Exercise description = Pictures appear in the records below; write out everything else exactly.
§ §
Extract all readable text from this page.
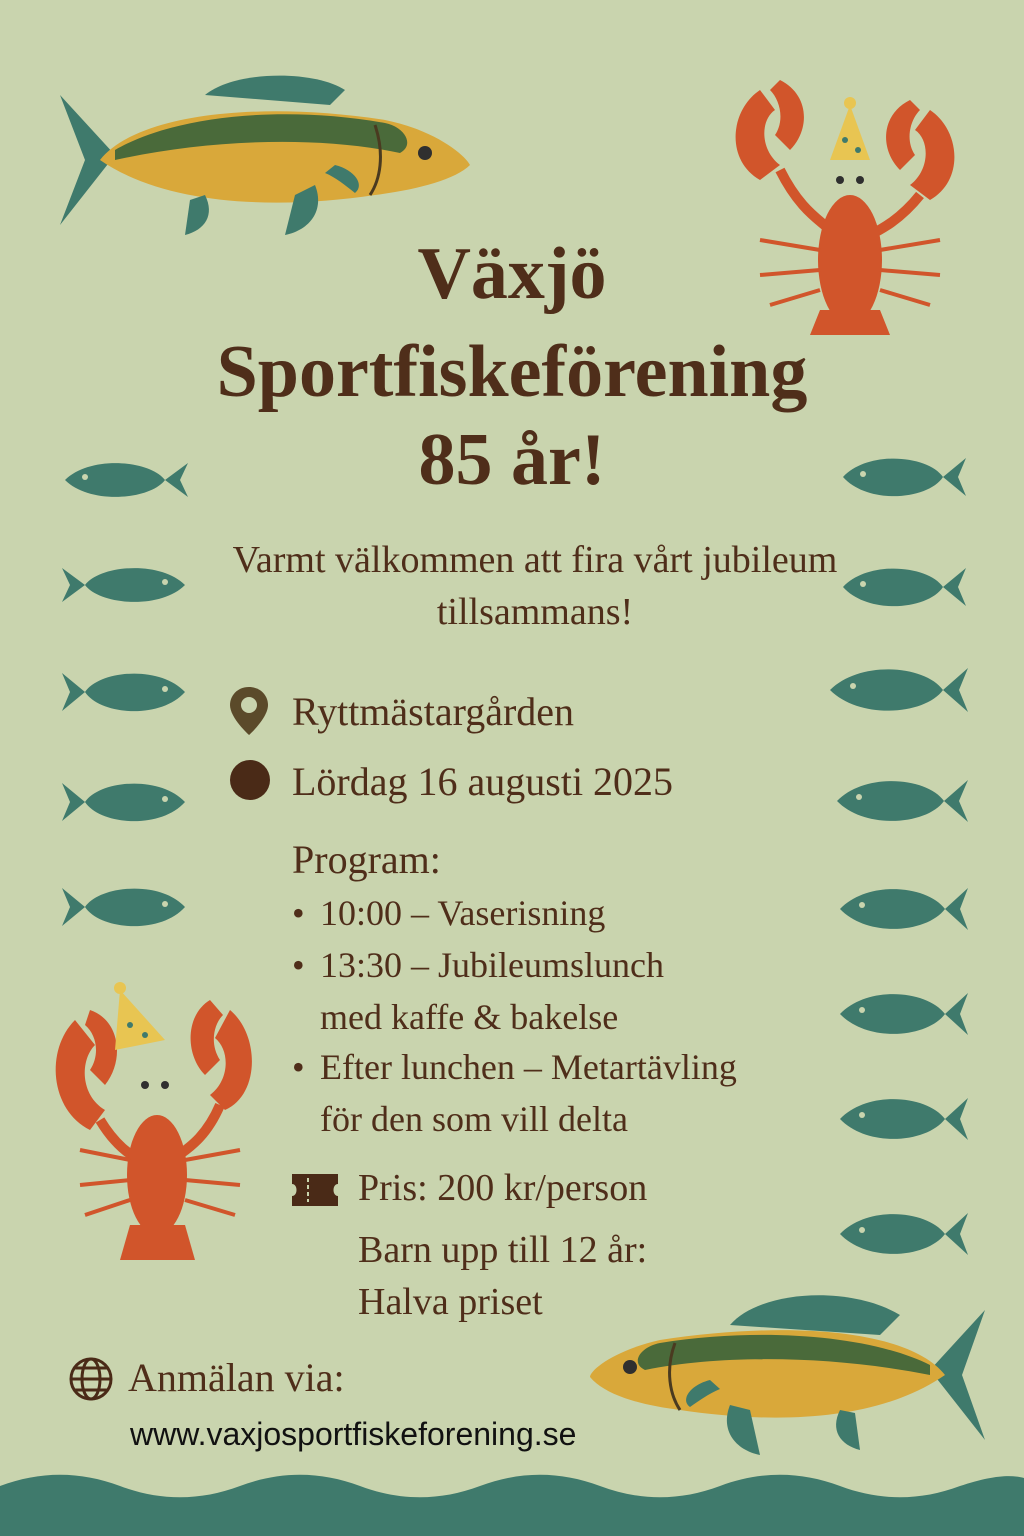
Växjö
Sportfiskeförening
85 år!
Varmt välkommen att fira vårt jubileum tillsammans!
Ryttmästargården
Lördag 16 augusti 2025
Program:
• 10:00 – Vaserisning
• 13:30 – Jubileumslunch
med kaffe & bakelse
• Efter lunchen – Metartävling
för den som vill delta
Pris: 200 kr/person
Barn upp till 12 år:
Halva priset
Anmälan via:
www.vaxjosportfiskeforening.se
§ §
Task output =
Extract all readable text from this page.
Växjö
Sportfiskeförening
85 år!
Varmt välkommen att fira vårt jubileum tillsammans!
Ryttmästargården
Lördag 16 augusti 2025
Program:
• 10:00 – Vaserisning
• 13:30 – Jubileumslunch
med kaffe & bakelse
• Efter lunchen – Metartävling
för den som vill delta
Pris: 200 kr/person
Barn upp till 12 år:
Halva priset
Anmälan via:
www.vaxjosportfiskeforening.se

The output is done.